» Records:
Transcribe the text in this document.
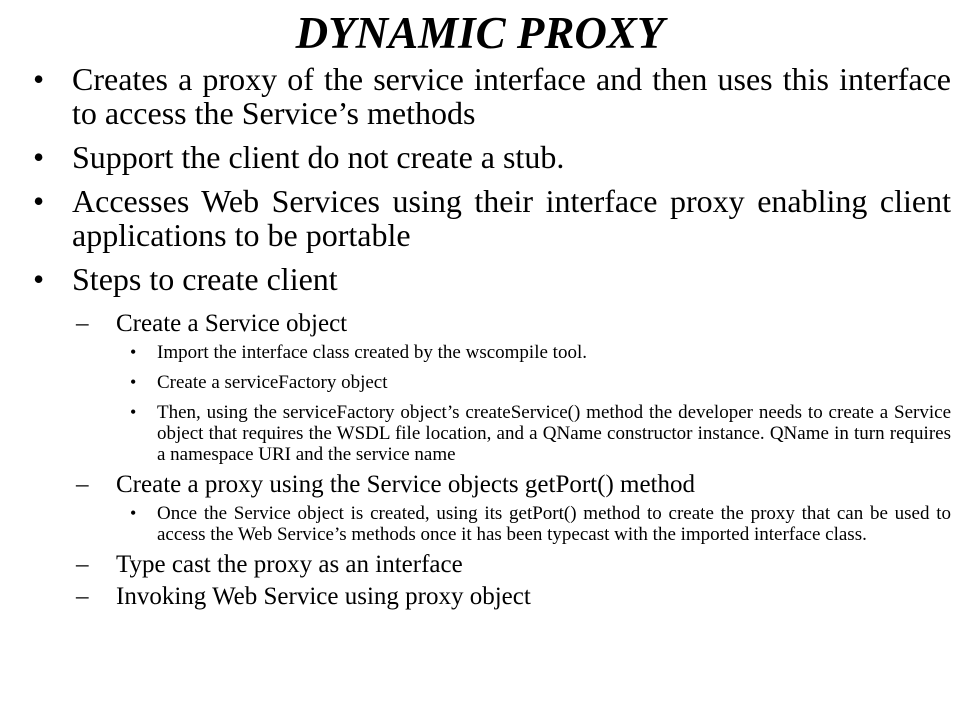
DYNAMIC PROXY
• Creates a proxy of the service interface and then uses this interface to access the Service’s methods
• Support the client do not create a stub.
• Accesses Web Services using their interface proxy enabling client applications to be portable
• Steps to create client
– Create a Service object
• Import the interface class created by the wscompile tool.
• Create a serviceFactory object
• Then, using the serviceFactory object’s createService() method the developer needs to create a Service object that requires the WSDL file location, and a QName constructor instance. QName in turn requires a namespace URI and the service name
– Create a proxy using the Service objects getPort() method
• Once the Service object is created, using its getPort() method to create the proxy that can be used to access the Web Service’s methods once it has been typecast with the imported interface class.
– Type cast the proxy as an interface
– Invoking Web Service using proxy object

» Task objective: Within the entries above, report how many lines include "serviceFactory", and keep the answer to the number.

» Output of the exercise: 2